→ GOAL OF THE EXERCISE
Word for word, restate every line of the listing that follows.
— start —
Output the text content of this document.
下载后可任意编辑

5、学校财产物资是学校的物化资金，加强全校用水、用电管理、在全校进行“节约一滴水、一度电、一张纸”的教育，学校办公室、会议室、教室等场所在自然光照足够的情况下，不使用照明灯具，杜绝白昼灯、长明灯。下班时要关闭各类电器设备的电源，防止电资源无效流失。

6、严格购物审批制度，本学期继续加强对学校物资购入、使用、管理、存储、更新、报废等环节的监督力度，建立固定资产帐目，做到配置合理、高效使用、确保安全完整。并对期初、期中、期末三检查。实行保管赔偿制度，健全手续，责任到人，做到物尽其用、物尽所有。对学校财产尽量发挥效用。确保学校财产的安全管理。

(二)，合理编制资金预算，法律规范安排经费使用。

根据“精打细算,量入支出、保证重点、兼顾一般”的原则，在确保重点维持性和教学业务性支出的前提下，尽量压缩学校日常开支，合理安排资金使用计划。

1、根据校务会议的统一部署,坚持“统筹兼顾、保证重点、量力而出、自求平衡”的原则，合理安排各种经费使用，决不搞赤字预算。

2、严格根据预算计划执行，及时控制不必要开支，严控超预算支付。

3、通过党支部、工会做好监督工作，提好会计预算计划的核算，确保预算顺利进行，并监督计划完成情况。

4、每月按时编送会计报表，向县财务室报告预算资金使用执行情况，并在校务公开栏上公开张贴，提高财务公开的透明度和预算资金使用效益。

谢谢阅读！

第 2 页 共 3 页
— end —
→ THE OUTPUT
Output the text content of this document.
下载后可任意编辑

5、学校财产物资是学校的物化资金，加强全校用水、用电管理、在全校进行“节约一滴水、一度电、一张纸”的教育，学校办公室、会议室、教室等场所在自然光照足够的情况下，不使用照明灯具，杜绝白昼灯、长明灯。下班时要关闭各类电器设备的电源，防止电资源无效流失。

6、严格购物审批制度，本学期继续加强对学校物资购入、使用、管理、存储、更新、报废等环节的监督力度，建立固定资产帐目，做到配置合理、高效使用、确保安全完整。并对期初、期中、期末三检查。实行保管赔偿制度，健全手续，责任到人，做到物尽其用、物尽所有。对学校财产尽量发挥效用。确保学校财产的安全管理。

(二)，合理编制资金预算，法律规范安排经费使用。

根据“精打细算,量入支出、保证重点、兼顾一般”的原则，在确保重点维持性和教学业务性支出的前提下，尽量压缩学校日常开支，合理安排资金使用计划。

1、根据校务会议的统一部署,坚持“统筹兼顾、保证重点、量力而出、自求平衡”的原则，合理安排各种经费使用，决不搞赤字预算。

2、严格根据预算计划执行，及时控制不必要开支，严控超预算支付。

3、通过党支部、工会做好监督工作，提好会计预算计划的核算，确保预算顺利进行，并监督计划完成情况。

4、每月按时编送会计报表，向县财务室报告预算资金使用执行情况，并在校务公开栏上公开张贴，提高财务公开的透明度和预算资金使用效益。

谢谢阅读！

第 2 页 共 3 页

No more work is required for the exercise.